Can you reproduce the data beneath, keeping every line exact?

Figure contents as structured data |
========================================================================

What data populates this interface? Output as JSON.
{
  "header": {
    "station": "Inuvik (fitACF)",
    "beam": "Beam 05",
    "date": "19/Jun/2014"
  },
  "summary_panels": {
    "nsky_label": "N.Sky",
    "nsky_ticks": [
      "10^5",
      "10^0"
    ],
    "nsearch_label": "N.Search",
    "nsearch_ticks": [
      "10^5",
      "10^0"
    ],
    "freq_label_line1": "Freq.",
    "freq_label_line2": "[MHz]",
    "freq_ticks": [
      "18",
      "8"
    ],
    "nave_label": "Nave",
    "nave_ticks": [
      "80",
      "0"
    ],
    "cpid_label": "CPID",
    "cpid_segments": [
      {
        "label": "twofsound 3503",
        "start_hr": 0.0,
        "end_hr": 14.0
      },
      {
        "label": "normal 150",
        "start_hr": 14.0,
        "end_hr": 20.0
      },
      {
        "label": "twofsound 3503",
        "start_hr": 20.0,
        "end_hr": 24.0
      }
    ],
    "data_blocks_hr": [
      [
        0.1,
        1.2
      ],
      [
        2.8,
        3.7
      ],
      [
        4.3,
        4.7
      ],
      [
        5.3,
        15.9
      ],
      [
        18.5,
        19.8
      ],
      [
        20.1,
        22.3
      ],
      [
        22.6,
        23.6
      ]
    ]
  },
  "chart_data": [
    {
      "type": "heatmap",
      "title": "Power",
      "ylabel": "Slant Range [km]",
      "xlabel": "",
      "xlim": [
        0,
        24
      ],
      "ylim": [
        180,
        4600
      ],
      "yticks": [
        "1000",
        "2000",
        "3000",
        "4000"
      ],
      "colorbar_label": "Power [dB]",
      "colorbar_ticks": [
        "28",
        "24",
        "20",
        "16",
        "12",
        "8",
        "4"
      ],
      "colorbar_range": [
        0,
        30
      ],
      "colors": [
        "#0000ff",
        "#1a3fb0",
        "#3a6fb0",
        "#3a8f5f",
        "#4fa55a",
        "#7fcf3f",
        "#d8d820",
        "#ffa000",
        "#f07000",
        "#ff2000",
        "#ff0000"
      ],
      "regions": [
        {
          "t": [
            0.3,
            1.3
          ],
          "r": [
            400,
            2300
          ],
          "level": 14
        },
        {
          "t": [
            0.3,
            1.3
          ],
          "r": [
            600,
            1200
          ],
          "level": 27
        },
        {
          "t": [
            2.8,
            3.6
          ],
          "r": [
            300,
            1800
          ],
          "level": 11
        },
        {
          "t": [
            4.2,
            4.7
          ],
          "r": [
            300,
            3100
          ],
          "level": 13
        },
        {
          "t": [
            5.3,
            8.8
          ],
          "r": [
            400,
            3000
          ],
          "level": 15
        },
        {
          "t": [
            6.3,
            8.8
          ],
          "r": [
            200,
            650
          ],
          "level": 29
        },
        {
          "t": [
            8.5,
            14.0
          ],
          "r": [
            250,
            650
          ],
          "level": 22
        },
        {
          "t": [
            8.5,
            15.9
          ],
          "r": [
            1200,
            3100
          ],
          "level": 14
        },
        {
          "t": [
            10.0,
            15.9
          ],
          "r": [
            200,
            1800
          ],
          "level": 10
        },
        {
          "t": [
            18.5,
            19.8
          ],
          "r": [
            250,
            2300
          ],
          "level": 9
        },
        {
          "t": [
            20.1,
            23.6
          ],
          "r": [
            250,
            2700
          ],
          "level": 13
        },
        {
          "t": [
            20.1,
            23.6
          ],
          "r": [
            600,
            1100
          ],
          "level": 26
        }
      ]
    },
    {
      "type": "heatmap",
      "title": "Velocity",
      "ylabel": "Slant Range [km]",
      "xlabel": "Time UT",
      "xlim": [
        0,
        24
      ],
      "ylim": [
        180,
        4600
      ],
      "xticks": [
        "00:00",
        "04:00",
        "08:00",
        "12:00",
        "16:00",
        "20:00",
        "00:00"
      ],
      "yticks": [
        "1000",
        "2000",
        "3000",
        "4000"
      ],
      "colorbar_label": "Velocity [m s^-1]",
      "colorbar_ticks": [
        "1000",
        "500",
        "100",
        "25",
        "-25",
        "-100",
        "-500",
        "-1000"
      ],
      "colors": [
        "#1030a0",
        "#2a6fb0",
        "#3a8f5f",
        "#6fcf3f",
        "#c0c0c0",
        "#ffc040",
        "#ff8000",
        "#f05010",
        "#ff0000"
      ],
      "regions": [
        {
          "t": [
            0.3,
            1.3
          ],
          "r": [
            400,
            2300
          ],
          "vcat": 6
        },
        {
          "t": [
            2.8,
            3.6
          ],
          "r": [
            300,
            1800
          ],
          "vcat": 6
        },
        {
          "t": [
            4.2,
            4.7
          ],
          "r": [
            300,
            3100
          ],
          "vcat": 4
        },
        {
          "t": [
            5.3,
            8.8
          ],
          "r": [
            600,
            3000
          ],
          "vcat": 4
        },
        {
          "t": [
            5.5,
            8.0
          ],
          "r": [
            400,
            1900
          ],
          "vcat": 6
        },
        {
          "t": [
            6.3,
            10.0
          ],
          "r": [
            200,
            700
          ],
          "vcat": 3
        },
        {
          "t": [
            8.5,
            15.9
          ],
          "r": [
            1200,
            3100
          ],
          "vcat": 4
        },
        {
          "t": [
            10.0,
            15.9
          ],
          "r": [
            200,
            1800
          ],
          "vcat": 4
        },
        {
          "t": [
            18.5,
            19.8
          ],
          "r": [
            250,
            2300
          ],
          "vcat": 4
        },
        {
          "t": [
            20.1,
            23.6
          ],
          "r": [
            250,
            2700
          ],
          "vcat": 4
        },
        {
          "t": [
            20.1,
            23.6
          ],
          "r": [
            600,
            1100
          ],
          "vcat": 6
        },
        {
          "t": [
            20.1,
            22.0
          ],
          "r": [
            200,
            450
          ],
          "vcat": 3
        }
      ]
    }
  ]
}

========================================================================

Output below |
What data populates this interface? Output as JSON.
{
  "header": {
    "station": "Inuvik (fitACF)",
    "beam": "Beam 05",
    "date": "19/Jun/2014"
  },
  "summary_panels": {
    "nsky_label": "N.Sky",
    "nsky_ticks": [
      "10^5",
      "10^0"
    ],
    "nsearch_label": "N.Search",
    "nsearch_ticks": [
      "10^5",
      "10^0"
    ],
    "freq_label_line1": "Freq.",
    "freq_label_line2": "[MHz]",
    "freq_ticks": [
      "18",
      "8"
    ],
    "nave_label": "Nave",
    "nave_ticks": [
      "80",
      "0"
    ],
    "cpid_label": "CPID",
    "cpid_segments": [
      {
        "label": "twofsound 3503",
        "start_hr": 0.0,
        "end_hr": 14.0
      },
      {
        "label": "normal 150",
        "start_hr": 14.0,
        "end_hr": 20.0
      },
      {
        "label": "twofsound 3503",
        "start_hr": 20.0,
        "end_hr": 24.0
      }
    ],
    "data_blocks_hr": [
      [
        0.1,
        1.2
      ],
      [
        2.8,
        3.7
      ],
      [
        4.3,
        4.7
      ],
      [
        5.3,
        15.9
      ],
      [
        18.5,
        19.8
      ],
      [
        20.1,
        22.3
      ],
      [
        22.6,
        23.6
      ]
    ]
  },
  "chart_data": [
    {
      "type": "heatmap",
      "title": "Power",
      "ylabel": "Slant Range [km]",
      "xlabel": "",
      "xlim": [
        0,
        24
      ],
      "ylim": [
        180,
        4600
      ],
      "yticks": [
        "1000",
        "2000",
        "3000",
        "4000"
      ],
      "colorbar_label": "Power [dB]",
      "colorbar_ticks": [
        "28",
        "24",
        "20",
        "16",
        "12",
        "8",
        "4"
      ],
      "colorbar_range": [
        0,
        30
      ],
      "colors": [
        "#0000ff",
        "#1a3fb0",
        "#3a6fb0",
        "#3a8f5f",
        "#4fa55a",
        "#7fcf3f",
        "#d8d820",
        "#ffa000",
        "#f07000",
        "#ff2000",
        "#ff0000"
      ],
      "regions": [
        {
          "t": [
            0.3,
            1.3
          ],
          "r": [
            400,
            2300
          ],
          "level": 14
        },
        {
          "t": [
            0.3,
            1.3
          ],
          "r": [
            600,
            1200
          ],
          "level": 27
        },
        {
          "t": [
            2.8,
            3.6
          ],
          "r": [
            300,
            1800
          ],
          "level": 11
        },
        {
          "t": [
            4.2,
            4.7
          ],
          "r": [
            300,
            3100
          ],
          "level": 13
        },
        {
          "t": [
            5.3,
            8.8
          ],
          "r": [
            400,
            3000
          ],
          "level": 15
        },
        {
          "t": [
            6.3,
            8.8
          ],
          "r": [
            200,
            650
          ],
          "level": 29
        },
        {
          "t": [
            8.5,
            14.0
          ],
          "r": [
            250,
            650
          ],
          "level": 22
        },
        {
          "t": [
            8.5,
            15.9
          ],
          "r": [
            1200,
            3100
          ],
          "level": 14
        },
        {
          "t": [
            10.0,
            15.9
          ],
          "r": [
            200,
            1800
          ],
          "level": 10
        },
        {
          "t": [
            18.5,
            19.8
          ],
          "r": [
            250,
            2300
          ],
          "level": 9
        },
        {
          "t": [
            20.1,
            23.6
          ],
          "r": [
            250,
            2700
          ],
          "level": 13
        },
        {
          "t": [
            20.1,
            23.6
          ],
          "r": [
            600,
            1100
          ],
          "level": 26
        }
      ]
    },
    {
      "type": "heatmap",
      "title": "Velocity",
      "ylabel": "Slant Range [km]",
      "xlabel": "Time UT",
      "xlim": [
        0,
        24
      ],
      "ylim": [
        180,
        4600
      ],
      "xticks": [
        "00:00",
        "04:00",
        "08:00",
        "12:00",
        "16:00",
        "20:00",
        "00:00"
      ],
      "yticks": [
        "1000",
        "2000",
        "3000",
        "4000"
      ],
      "colorbar_label": "Velocity [m s^-1]",
      "colorbar_ticks": [
        "1000",
        "500",
        "100",
        "25",
        "-25",
        "-100",
        "-500",
        "-1000"
      ],
      "colors": [
        "#1030a0",
        "#2a6fb0",
        "#3a8f5f",
        "#6fcf3f",
        "#c0c0c0",
        "#ffc040",
        "#ff8000",
        "#f05010",
        "#ff0000"
      ],
      "regions": [
        {
          "t": [
            0.3,
            1.3
          ],
          "r": [
            400,
            2300
          ],
          "vcat": 6
        },
        {
          "t": [
            2.8,
            3.6
          ],
          "r": [
            300,
            1800
          ],
          "vcat": 6
        },
        {
          "t": [
            4.2,
            4.7
          ],
          "r": [
            300,
            3100
          ],
          "vcat": 4
        },
        {
          "t": [
            5.3,
            8.8
          ],
          "r": [
            600,
            3000
          ],
          "vcat": 4
        },
        {
          "t": [
            5.5,
            8.0
          ],
          "r": [
            400,
            1900
          ],
          "vcat": 6
        },
        {
          "t": [
            6.3,
            10.0
          ],
          "r": [
            200,
            700
          ],
          "vcat": 3
        },
        {
          "t": [
            8.5,
            15.9
          ],
          "r": [
            1200,
            3100
          ],
          "vcat": 4
        },
        {
          "t": [
            10.0,
            15.9
          ],
          "r": [
            200,
            1800
          ],
          "vcat": 4
        },
        {
          "t": [
            18.5,
            19.8
          ],
          "r": [
            250,
            2300
          ],
          "vcat": 4
        },
        {
          "t": [
            20.1,
            23.6
          ],
          "r": [
            250,
            2700
          ],
          "vcat": 4
        },
        {
          "t": [
            20.1,
            23.6
          ],
          "r": [
            600,
            1100
          ],
          "vcat": 6
        },
        {
          "t": [
            20.1,
            22.0
          ],
          "r": [
            200,
            450
          ],
          "vcat": 3
        }
      ]
    }
  ]
}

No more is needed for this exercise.